Direction ▸ Quote all of the data below exactly, please.

Listed entries ▸
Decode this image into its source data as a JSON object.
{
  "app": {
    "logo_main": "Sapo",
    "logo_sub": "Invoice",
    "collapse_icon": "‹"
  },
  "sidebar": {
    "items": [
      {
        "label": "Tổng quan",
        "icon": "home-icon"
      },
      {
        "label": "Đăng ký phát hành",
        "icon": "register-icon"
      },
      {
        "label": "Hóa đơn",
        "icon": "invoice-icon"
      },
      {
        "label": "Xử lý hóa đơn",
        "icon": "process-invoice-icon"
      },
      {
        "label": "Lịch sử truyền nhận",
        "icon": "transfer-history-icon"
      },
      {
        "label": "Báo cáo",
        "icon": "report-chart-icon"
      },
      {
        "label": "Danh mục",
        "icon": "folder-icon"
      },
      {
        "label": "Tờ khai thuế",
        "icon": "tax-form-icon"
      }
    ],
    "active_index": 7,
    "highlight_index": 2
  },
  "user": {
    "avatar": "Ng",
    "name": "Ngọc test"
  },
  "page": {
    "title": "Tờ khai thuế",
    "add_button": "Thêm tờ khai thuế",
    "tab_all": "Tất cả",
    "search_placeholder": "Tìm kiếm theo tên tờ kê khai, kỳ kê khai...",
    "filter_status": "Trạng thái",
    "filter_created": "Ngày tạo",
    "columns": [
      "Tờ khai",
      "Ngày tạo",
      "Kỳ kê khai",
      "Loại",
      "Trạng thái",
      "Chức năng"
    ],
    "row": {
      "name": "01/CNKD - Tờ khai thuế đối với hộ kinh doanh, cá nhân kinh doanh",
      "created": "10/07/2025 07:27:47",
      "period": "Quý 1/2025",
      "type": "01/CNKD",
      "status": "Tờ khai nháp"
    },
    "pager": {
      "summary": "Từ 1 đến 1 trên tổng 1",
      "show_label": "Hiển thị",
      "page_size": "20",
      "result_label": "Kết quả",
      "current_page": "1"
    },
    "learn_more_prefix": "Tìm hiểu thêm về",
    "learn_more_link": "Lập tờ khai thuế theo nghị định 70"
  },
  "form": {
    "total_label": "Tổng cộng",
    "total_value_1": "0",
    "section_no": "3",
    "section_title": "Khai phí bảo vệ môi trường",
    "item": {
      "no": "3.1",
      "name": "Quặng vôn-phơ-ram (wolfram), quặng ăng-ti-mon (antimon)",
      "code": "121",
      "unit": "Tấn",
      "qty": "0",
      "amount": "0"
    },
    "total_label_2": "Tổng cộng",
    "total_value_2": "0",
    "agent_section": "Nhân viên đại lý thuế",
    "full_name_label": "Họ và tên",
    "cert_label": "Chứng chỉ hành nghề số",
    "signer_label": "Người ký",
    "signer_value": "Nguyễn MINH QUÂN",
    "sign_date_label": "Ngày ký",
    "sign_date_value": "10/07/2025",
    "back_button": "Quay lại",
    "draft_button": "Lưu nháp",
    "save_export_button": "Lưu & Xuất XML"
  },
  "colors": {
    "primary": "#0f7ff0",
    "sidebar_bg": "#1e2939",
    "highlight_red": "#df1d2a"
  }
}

Task response ▸
Decode this image into its source data as a JSON object.
{
  "app": {
    "logo_main": "Sapo",
    "logo_sub": "Invoice",
    "collapse_icon": "‹"
  },
  "sidebar": {
    "items": [
      {
        "label": "Tổng quan",
        "icon": "home-icon"
      },
      {
        "label": "Đăng ký phát hành",
        "icon": "register-icon"
      },
      {
        "label": "Hóa đơn",
        "icon": "invoice-icon"
      },
      {
        "label": "Xử lý hóa đơn",
        "icon": "process-invoice-icon"
      },
      {
        "label": "Lịch sử truyền nhận",
        "icon": "transfer-history-icon"
      },
      {
        "label": "Báo cáo",
        "icon": "report-chart-icon"
      },
      {
        "label": "Danh mục",
        "icon": "folder-icon"
      },
      {
        "label": "Tờ khai thuế",
        "icon": "tax-form-icon"
      }
    ],
    "active_index": 7,
    "highlight_index": 2
  },
  "user": {
    "avatar": "Ng",
    "name": "Ngọc test"
  },
  "page": {
    "title": "Tờ khai thuế",
    "add_button": "Thêm tờ khai thuế",
    "tab_all": "Tất cả",
    "search_placeholder": "Tìm kiếm theo tên tờ kê khai, kỳ kê khai...",
    "filter_status": "Trạng thái",
    "filter_created": "Ngày tạo",
    "columns": [
      "Tờ khai",
      "Ngày tạo",
      "Kỳ kê khai",
      "Loại",
      "Trạng thái",
      "Chức năng"
    ],
    "row": {
      "name": "01/CNKD - Tờ khai thuế đối với hộ kinh doanh, cá nhân kinh doanh",
      "created": "10/07/2025 07:27:47",
      "period": "Quý 1/2025",
      "type": "01/CNKD",
      "status": "Tờ khai nháp"
    },
    "pager": {
      "summary": "Từ 1 đến 1 trên tổng 1",
      "show_label": "Hiển thị",
      "page_size": "20",
      "result_label": "Kết quả",
      "current_page": "1"
    },
    "learn_more_prefix": "Tìm hiểu thêm về",
    "learn_more_link": "Lập tờ khai thuế theo nghị định 70"
  },
  "form": {
    "total_label": "Tổng cộng",
    "total_value_1": "0",
    "section_no": "3",
    "section_title": "Khai phí bảo vệ môi trường",
    "item": {
      "no": "3.1",
      "name": "Quặng vôn-phơ-ram (wolfram), quặng ăng-ti-mon (antimon)",
      "code": "121",
      "unit": "Tấn",
      "qty": "0",
      "amount": "0"
    },
    "total_label_2": "Tổng cộng",
    "total_value_2": "0",
    "agent_section": "Nhân viên đại lý thuế",
    "full_name_label": "Họ và tên",
    "cert_label": "Chứng chỉ hành nghề số",
    "signer_label": "Người ký",
    "signer_value": "Nguyễn MINH QUÂN",
    "sign_date_label": "Ngày ký",
    "sign_date_value": "10/07/2025",
    "back_button": "Quay lại",
    "draft_button": "Lưu nháp",
    "save_export_button": "Lưu & Xuất XML"
  },
  "colors": {
    "primary": "#0f7ff0",
    "sidebar_bg": "#1e2939",
    "highlight_red": "#df1d2a"
  }
}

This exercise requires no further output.